* START Supplied entries *

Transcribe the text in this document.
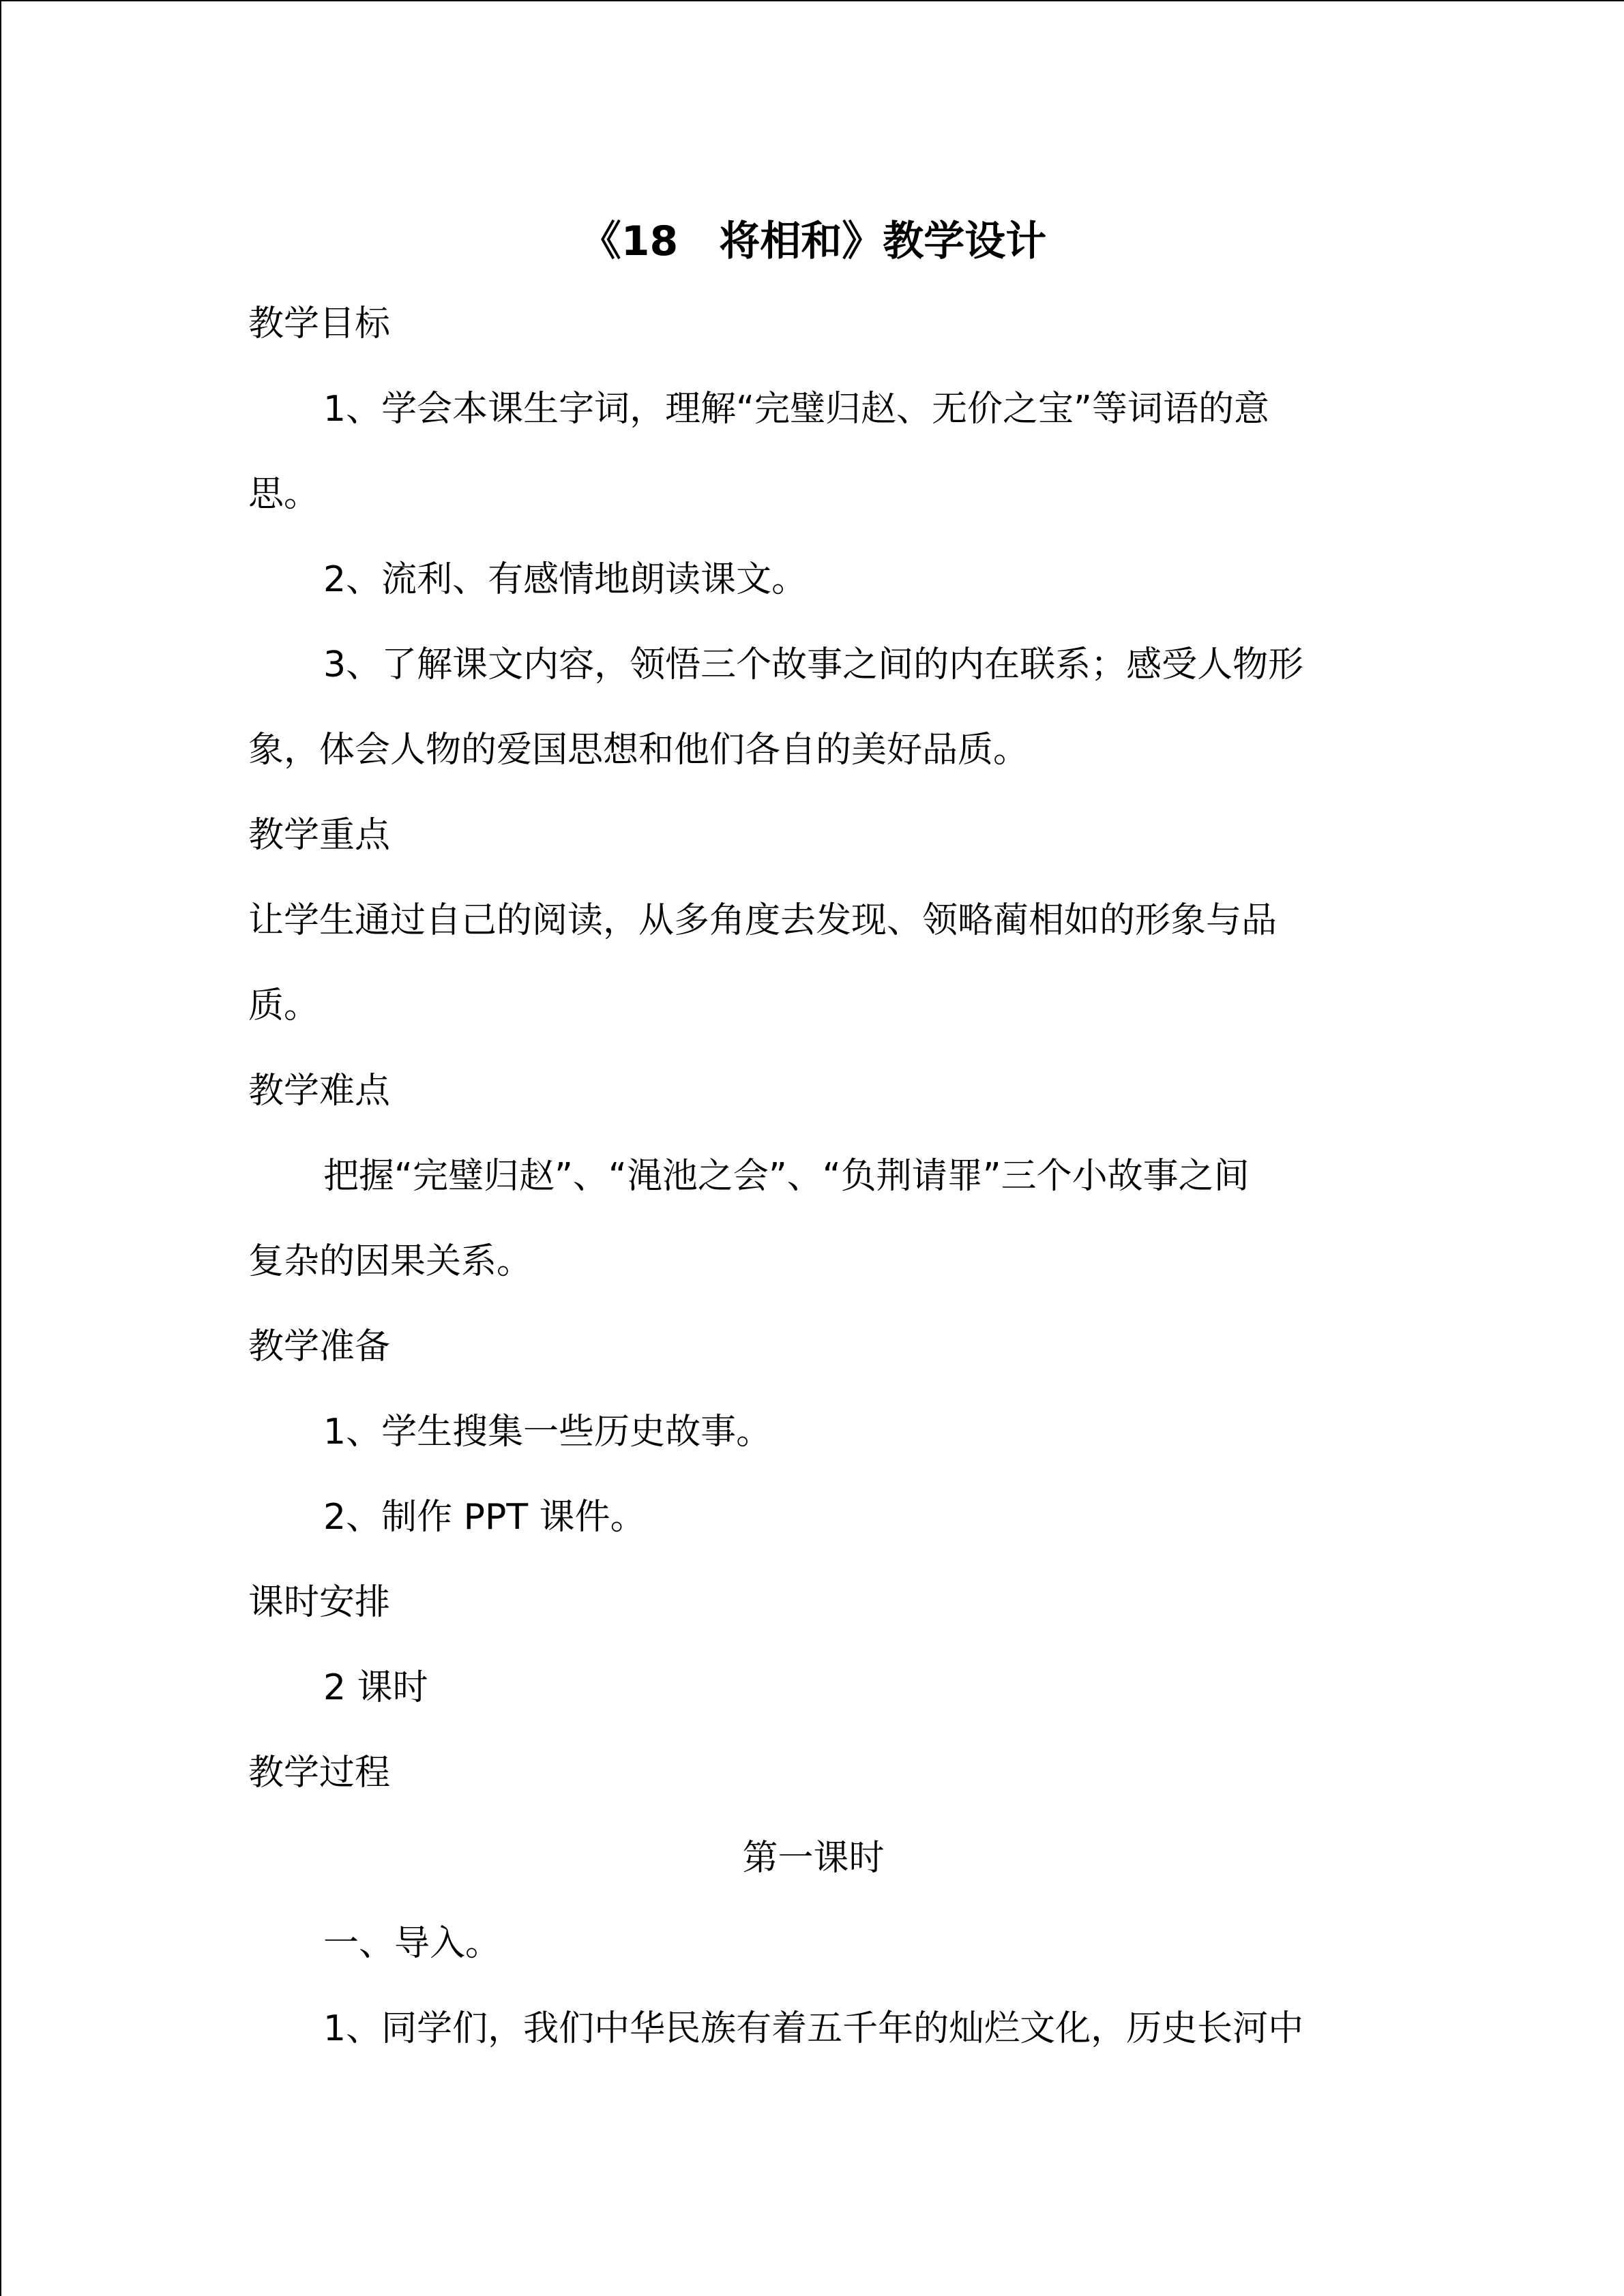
《18　将相和》教学设计
教学目标
1、学会本课生字词，理解“完璧归赵、无价之宝”等词语的意
思。
2、流利、有感情地朗读课文。
3、了解课文内容，领悟三个故事之间的内在联系；感受人物形
象，体会人物的爱国思想和他们各自的美好品质。
教学重点
让学生通过自己的阅读，从多角度去发现、领略蔺相如的形象与品
质。
教学难点
把握“完璧归赵”、“渑池之会”、“负荆请罪”三个小故事之间
复杂的因果关系。
教学准备
1、学生搜集一些历史故事。
2、制作 PPT 课件。
课时安排
2 课时
教学过程
第一课时
一、导入。
1、同学们，我们中华民族有着五千年的灿烂文化，历史长河中
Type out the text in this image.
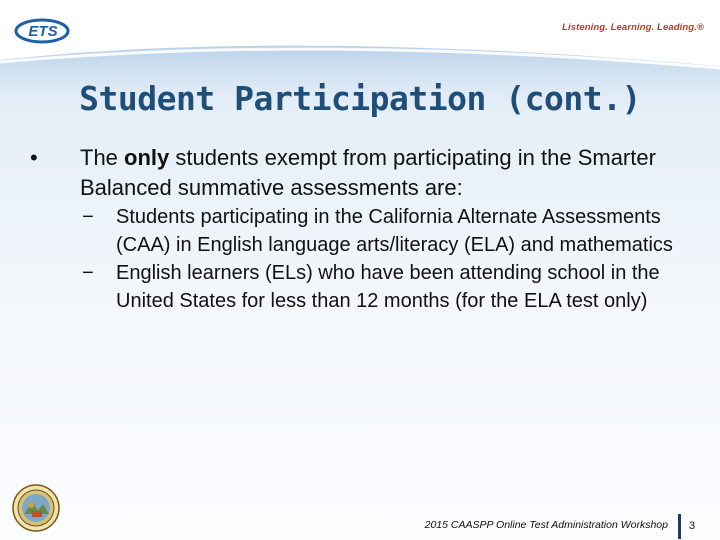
ETS	Listening. Learning. Leading.®
Student Participation (cont.)
•	The only students exempt from participating in the Smarter Balanced summative assessments are:
− Students participating in the California Alternate Assessments (CAA) in English language arts/literacy (ELA) and mathematics
− English learners (ELs) who have been attending school in the United States for less than 12 months (for the ELA test only)
2015 CAASPP Online Test Administration Workshop 3
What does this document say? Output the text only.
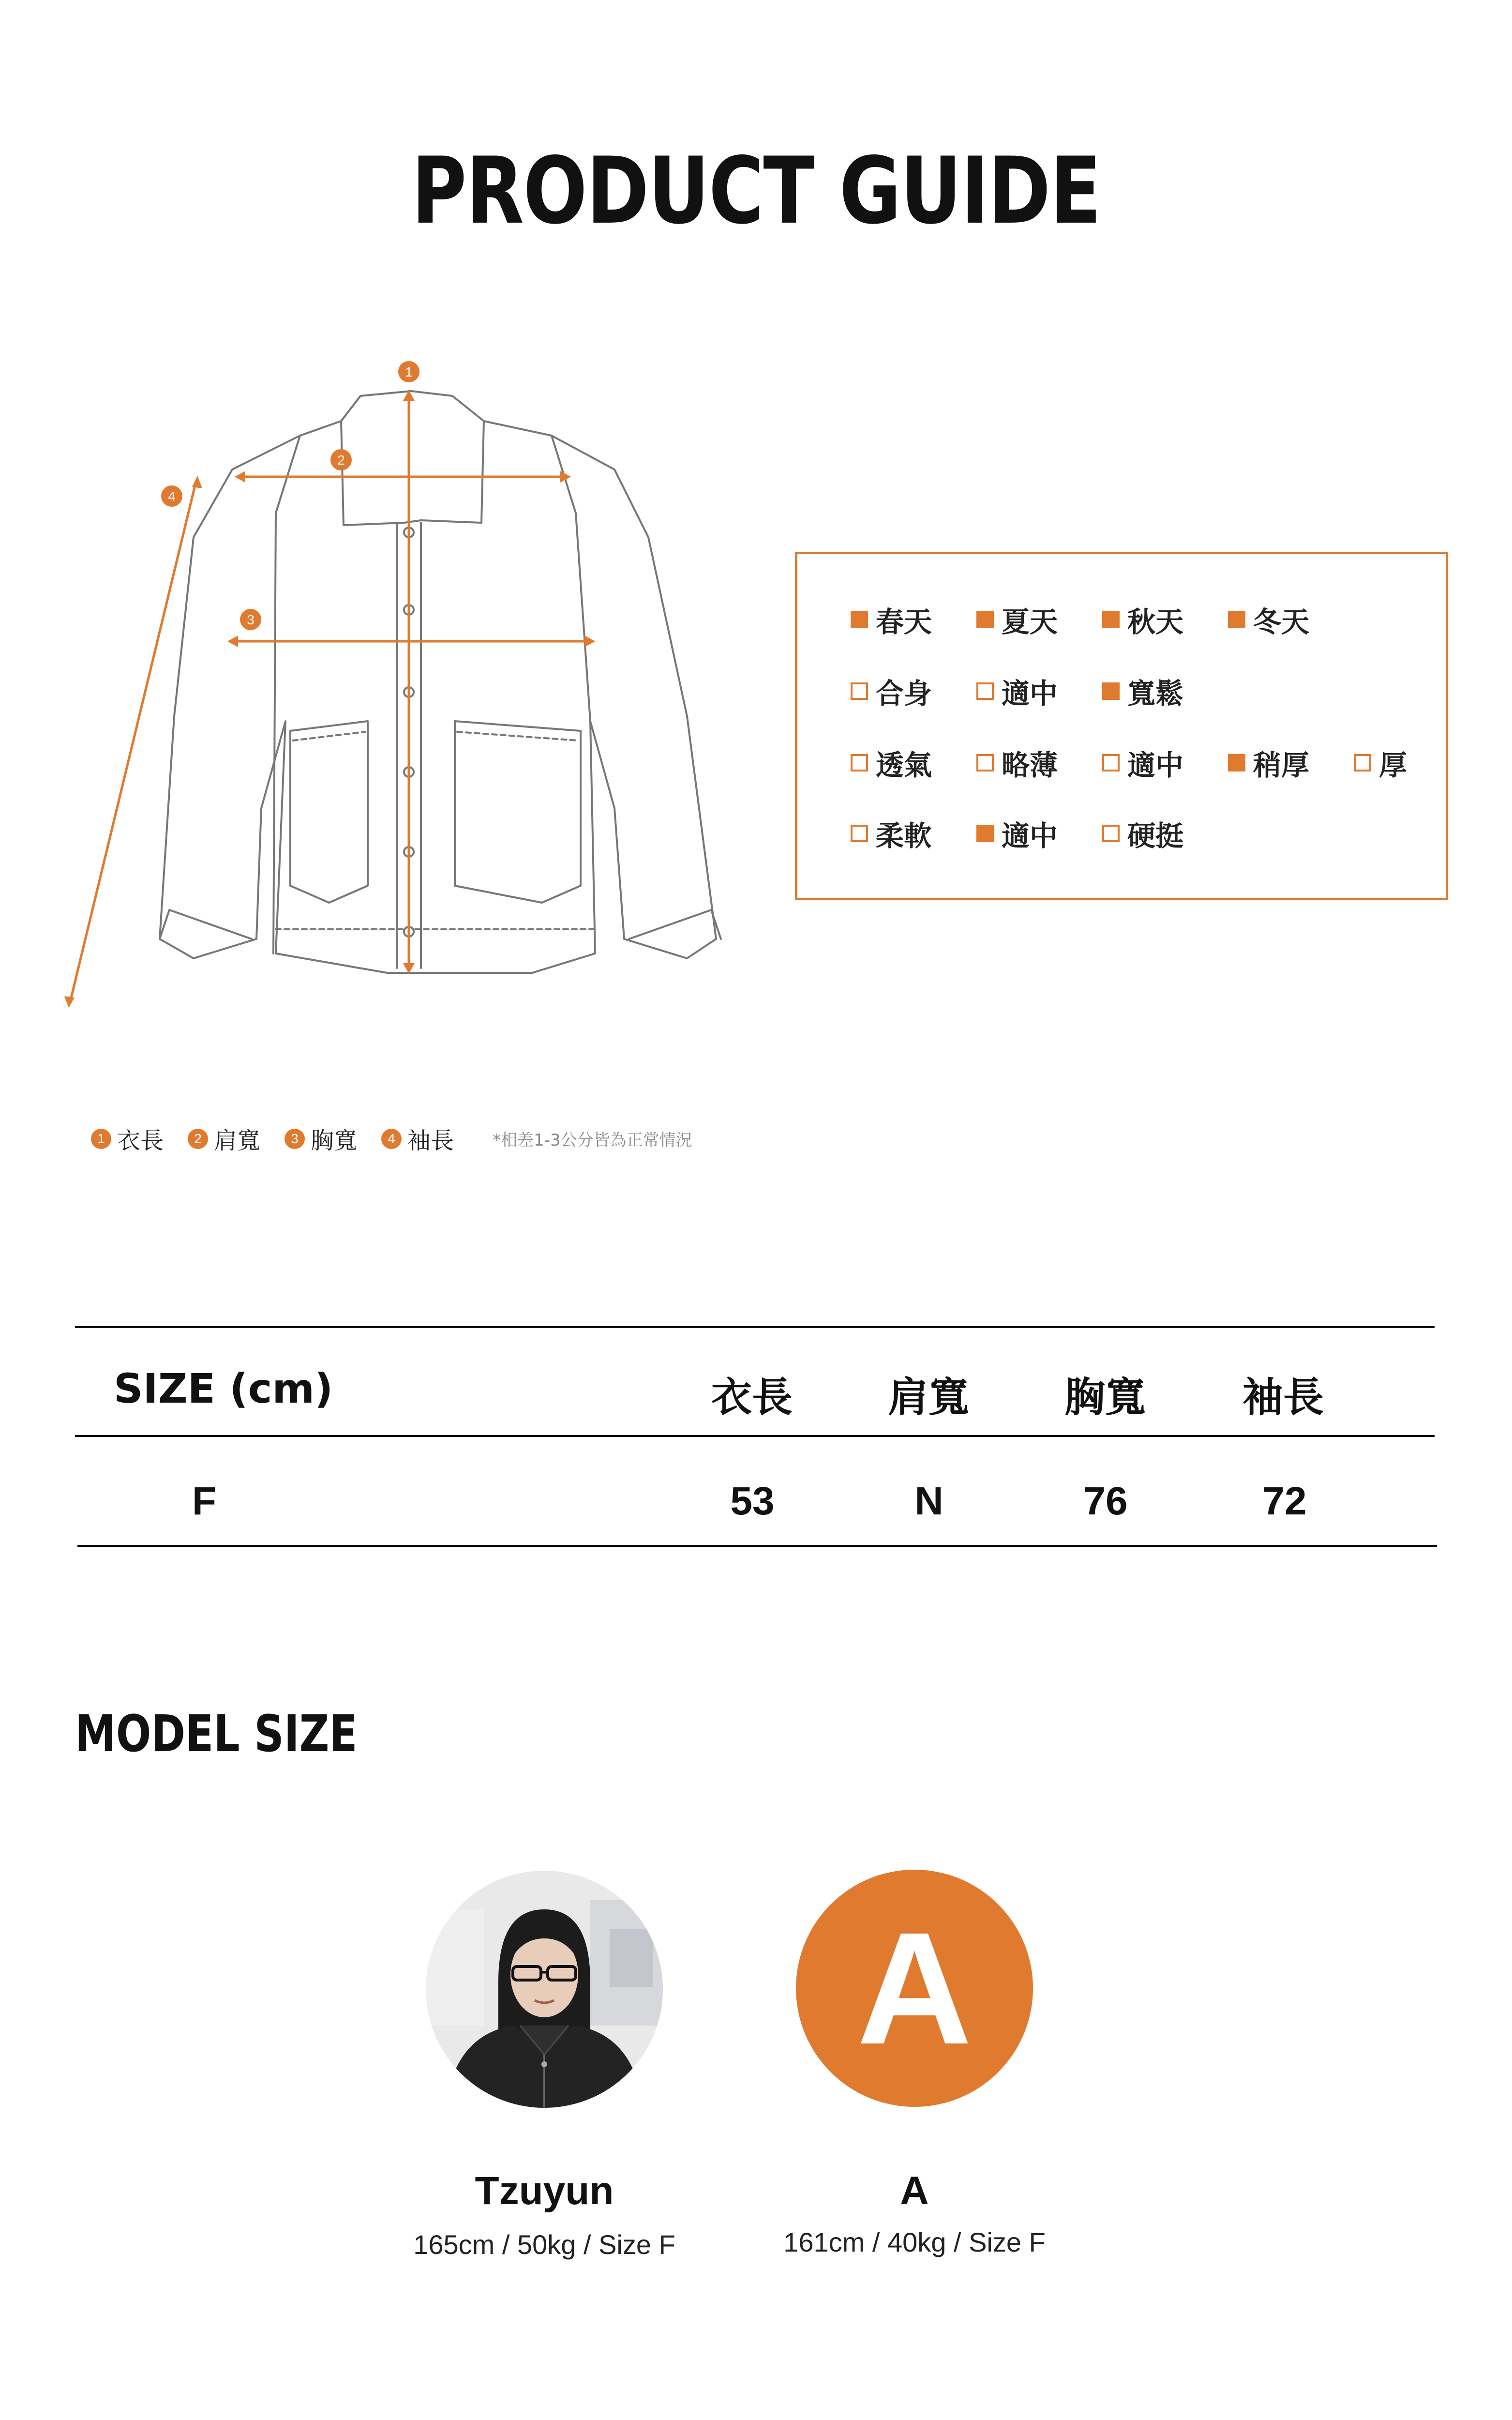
PRODUCT GUIDE
1
2
3
4
春天 夏天 秋天 冬天
合身 適中 寬鬆
透氣 略薄 適中 稍厚 厚
柔軟 適中 硬挺
1 衣長	2 肩寬	3 胸寬	4 袖長 *相差1-3公分皆為正常情況
SIZE (cm)	衣長 肩寬 胸寬 袖長
F	53	N	76	72
MODEL SIZE
Tzuyun
165cm / 50kg / Size F
A
A
161cm / 40kg / Size F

* END Supplied entries *

__Written problem__: From the records given above, reproduce all text exactly and exclude each picture.

__Solution to the problem__:
Transcribe the text in this document.
《18　将相和》教学设计
教学目标
1、学会本课生字词，理解“完璧归赵、无价之宝”等词语的意
思。
2、流利、有感情地朗读课文。
3、了解课文内容，领悟三个故事之间的内在联系；感受人物形
象，体会人物的爱国思想和他们各自的美好品质。
教学重点
让学生通过自己的阅读，从多角度去发现、领略蔺相如的形象与品
质。
教学难点
把握“完璧归赵”、“渑池之会”、“负荆请罪”三个小故事之间
复杂的因果关系。
教学准备
1、学生搜集一些历史故事。
2、制作 PPT 课件。
课时安排
2 课时
教学过程
第一课时
一、导入。
1、同学们，我们中华民族有着五千年的灿烂文化，历史长河中
Type out the text in this image.
ETS	Listening. Learning. Leading.®
Student Participation (cont.)
•	The only students exempt from participating in the Smarter Balanced summative assessments are:
− Students participating in the California Alternate Assessments (CAA) in English language arts/literacy (ELA) and mathematics
− English learners (ELs) who have been attending school in the United States for less than 12 months (for the ELA test only)
2015 CAASPP Online Test Administration Workshop 3
What does this document say? Output the text only.
PRODUCT GUIDE
1
2
3
4
春天 夏天 秋天 冬天
合身 適中 寬鬆
透氣 略薄 適中 稍厚 厚
柔軟 適中 硬挺
1 衣長	2 肩寬	3 胸寬	4 袖長 *相差1-3公分皆為正常情況
SIZE (cm)	衣長 肩寬 胸寬 袖長
F	53	N	76	72
MODEL SIZE
Tzuyun
165cm / 50kg / Size F
A
A
161cm / 40kg / Size F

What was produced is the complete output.